__Task requirements__. Could you copy every line from the material below in which "coordinate" appears?

Figure contents as structured data:
*-*-*
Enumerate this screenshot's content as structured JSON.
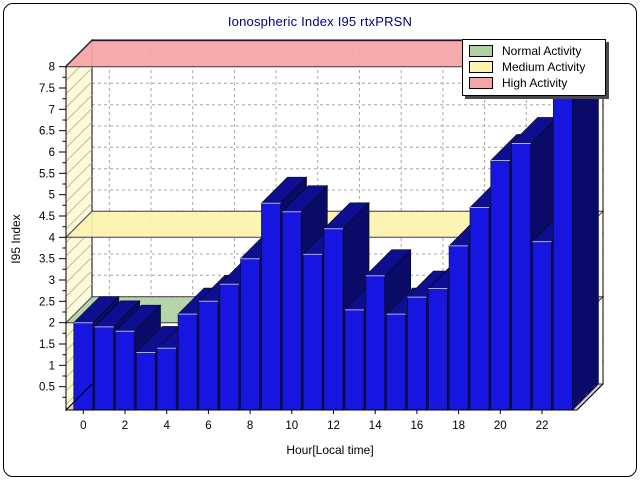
{
  "title": "Ionospheric Index I95 rtxPRSN",
  "legend": {
    "items": [
      {
        "label": "Normal Activity",
        "color": "#aed2a2"
      },
      {
        "label": "Medium Activity",
        "color": "#fcf3ac"
      },
      {
        "label": "High Activity",
        "color": "#f5a5a5"
      }
    ]
  },
  "chart_data": {
    "type": "bar",
    "title": "Ionospheric Index I95 rtxPRSN",
    "xlabel": "Hour[Local time]",
    "ylabel": "I95 Index",
    "x": [
      0,
      1,
      2,
      3,
      4,
      5,
      6,
      7,
      8,
      9,
      10,
      11,
      12,
      13,
      14,
      15,
      16,
      17,
      18,
      19,
      20,
      21,
      22,
      23
    ],
    "values": [
      2.0,
      1.9,
      1.8,
      1.3,
      1.4,
      2.2,
      2.5,
      2.9,
      3.5,
      4.8,
      4.6,
      3.6,
      4.2,
      2.3,
      3.1,
      2.2,
      2.6,
      2.8,
      3.8,
      4.7,
      5.8,
      6.2,
      3.9,
      7.5
    ],
    "ylim": [
      0,
      8.5
    ],
    "xticks": [
      0,
      2,
      4,
      6,
      8,
      10,
      12,
      14,
      16,
      18,
      20,
      22
    ],
    "yticks": [
      0.5,
      1,
      1.5,
      2,
      2.5,
      3,
      3.5,
      4,
      4.5,
      5,
      5.5,
      6,
      6.5,
      7,
      7.5,
      8
    ],
    "grid": "dashed",
    "legend_position": "top-right",
    "bands": [
      {
        "label": "Normal Activity",
        "level": 2,
        "color": "#aed2a2"
      },
      {
        "label": "Medium Activity",
        "level": 4,
        "color": "#fcf3ac"
      },
      {
        "label": "High Activity",
        "level": 8,
        "color": "#f5a5a5"
      }
    ],
    "colors": {
      "bar_face": "#1616e0",
      "bar_top": "#0e0e90",
      "bar_side": "#0a0a68",
      "wall": "#fcf9dc",
      "wall_hatch": "#ccc69b",
      "floor": "#cccccc",
      "grid": "#a8a8a8",
      "band_edge": "#4a3050",
      "title_color": "#000080"
    }
  }
}
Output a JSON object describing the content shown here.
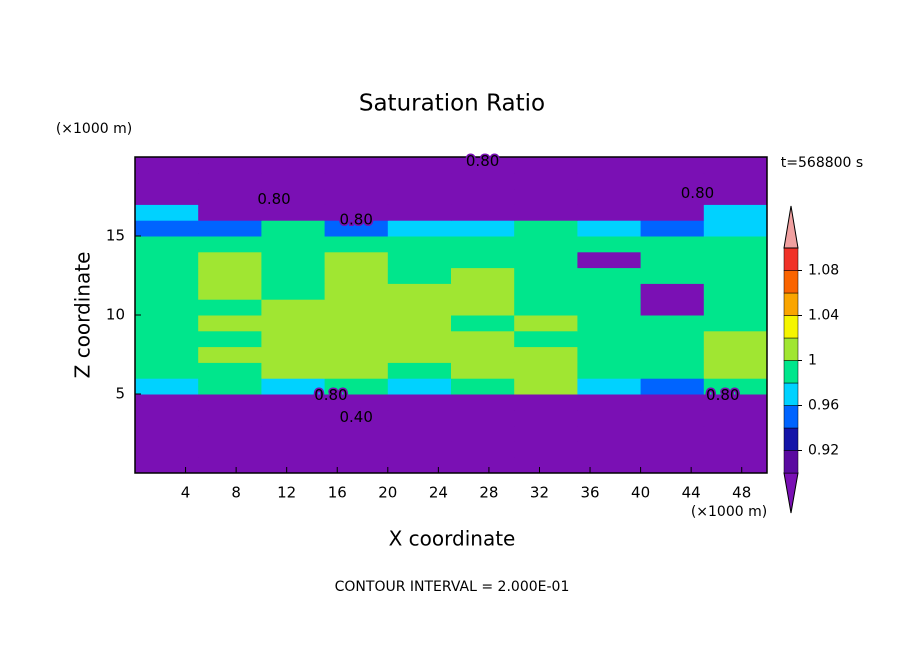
{
  "chart_data": {
    "type": "contour",
    "title": "Saturation Ratio",
    "x_label": "X coordinate",
    "y_label": "Z coordinate",
    "x_unit": "(×1000 m)",
    "y_unit": "(×1000 m)",
    "time_label": "t=568800 s",
    "footer": "CONTOUR INTERVAL = 2.000E-01",
    "xlim": [
      0,
      50
    ],
    "ylim": [
      0,
      20
    ],
    "xticks": [
      4,
      8,
      12,
      16,
      20,
      24,
      28,
      32,
      36,
      40,
      44,
      48
    ],
    "yticks": [
      5,
      10,
      15
    ],
    "field": {
      "x": [
        0,
        5,
        10,
        15,
        20,
        25,
        30,
        35,
        40,
        45,
        50
      ],
      "z": [
        0,
        1,
        2,
        3,
        4,
        5,
        6,
        7,
        8,
        9,
        10,
        11,
        12,
        13,
        14,
        15,
        16,
        17,
        18,
        19,
        20
      ],
      "values": [
        [
          0.3,
          0.3,
          0.3,
          0.3,
          0.3,
          0.3,
          0.3,
          0.3,
          0.3,
          0.3
        ],
        [
          0.4,
          0.4,
          0.4,
          0.4,
          0.4,
          0.4,
          0.4,
          0.4,
          0.4,
          0.4
        ],
        [
          0.5,
          0.5,
          0.5,
          0.5,
          0.5,
          0.5,
          0.5,
          0.5,
          0.5,
          0.5
        ],
        [
          0.6,
          0.6,
          0.6,
          0.6,
          0.6,
          0.6,
          0.6,
          0.6,
          0.6,
          0.6
        ],
        [
          0.8,
          0.8,
          0.8,
          0.8,
          0.8,
          0.8,
          0.8,
          0.8,
          0.8,
          0.8
        ],
        [
          0.97,
          0.99,
          0.97,
          0.99,
          0.97,
          0.99,
          1.01,
          0.97,
          0.95,
          0.99
        ],
        [
          0.99,
          0.99,
          1.01,
          1.01,
          0.99,
          1.01,
          1.01,
          0.99,
          0.99,
          1.01
        ],
        [
          0.99,
          1.01,
          1.01,
          1.01,
          1.01,
          1.01,
          1.01,
          0.99,
          0.99,
          1.01
        ],
        [
          0.99,
          0.99,
          1.01,
          1.01,
          1.01,
          1.01,
          0.99,
          0.99,
          0.99,
          1.01
        ],
        [
          0.99,
          1.01,
          1.01,
          1.01,
          1.01,
          0.99,
          1.01,
          0.99,
          0.99,
          0.99
        ],
        [
          0.99,
          0.99,
          1.01,
          1.01,
          1.01,
          1.01,
          0.99,
          0.99,
          0.88,
          0.99
        ],
        [
          0.99,
          1.01,
          0.99,
          1.01,
          1.01,
          1.01,
          0.99,
          0.99,
          0.88,
          0.99
        ],
        [
          0.99,
          1.01,
          0.99,
          1.01,
          0.99,
          1.01,
          0.99,
          0.99,
          0.99,
          0.99
        ],
        [
          0.99,
          1.01,
          0.99,
          1.01,
          0.99,
          0.99,
          0.99,
          0.88,
          0.99,
          0.99
        ],
        [
          0.99,
          0.99,
          0.99,
          0.99,
          0.99,
          0.99,
          0.99,
          0.99,
          0.99,
          0.99
        ],
        [
          0.95,
          0.95,
          0.99,
          0.95,
          0.97,
          0.97,
          0.99,
          0.97,
          0.95,
          0.97
        ],
        [
          0.97,
          0.8,
          0.8,
          0.8,
          0.8,
          0.8,
          0.8,
          0.8,
          0.8,
          0.97
        ],
        [
          0.7,
          0.7,
          0.7,
          0.7,
          0.7,
          0.7,
          0.7,
          0.7,
          0.7,
          0.7
        ],
        [
          0.6,
          0.6,
          0.6,
          0.6,
          0.6,
          0.6,
          0.6,
          0.6,
          0.6,
          0.6
        ],
        [
          0.6,
          0.6,
          0.6,
          0.6,
          0.6,
          0.6,
          0.6,
          0.6,
          0.6,
          0.6
        ]
      ]
    },
    "levels": [
      0.9,
      0.92,
      0.94,
      0.96,
      0.98,
      1,
      1.02,
      1.04,
      1.06,
      1.08,
      1.1
    ],
    "colors": [
      "#7a10b4",
      "#5a0aa0",
      "#1414a8",
      "#0064ff",
      "#00d2ff",
      "#00e68c",
      "#a0e632",
      "#f5f500",
      "#faa500",
      "#fa6400",
      "#f03228",
      "#f0a0a0"
    ],
    "colorbar_ticks": [
      0.92,
      0.96,
      1,
      1.04,
      1.08
    ],
    "contour_labels": [
      {
        "value": 0.8,
        "label": "0.80",
        "x": 27.5,
        "z": 19.7
      },
      {
        "value": 0.8,
        "label": "0.80",
        "x": 44.5,
        "z": 17.7
      },
      {
        "value": 0.8,
        "label": "0.80",
        "x": 11,
        "z": 17.3
      },
      {
        "value": 0.8,
        "label": "0.80",
        "x": 17.5,
        "z": 16
      },
      {
        "value": 0.8,
        "label": "0.80",
        "x": 15.5,
        "z": 4.9
      },
      {
        "value": 0.8,
        "label": "0.80",
        "x": 46.5,
        "z": 4.9
      },
      {
        "value": 0.4,
        "label": "0.40",
        "x": 17.5,
        "z": 3.5
      }
    ]
  }
}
*-*-*
__Full answer__.
    "x_label": "X coordinate",
    "y_label": "Z coordinate",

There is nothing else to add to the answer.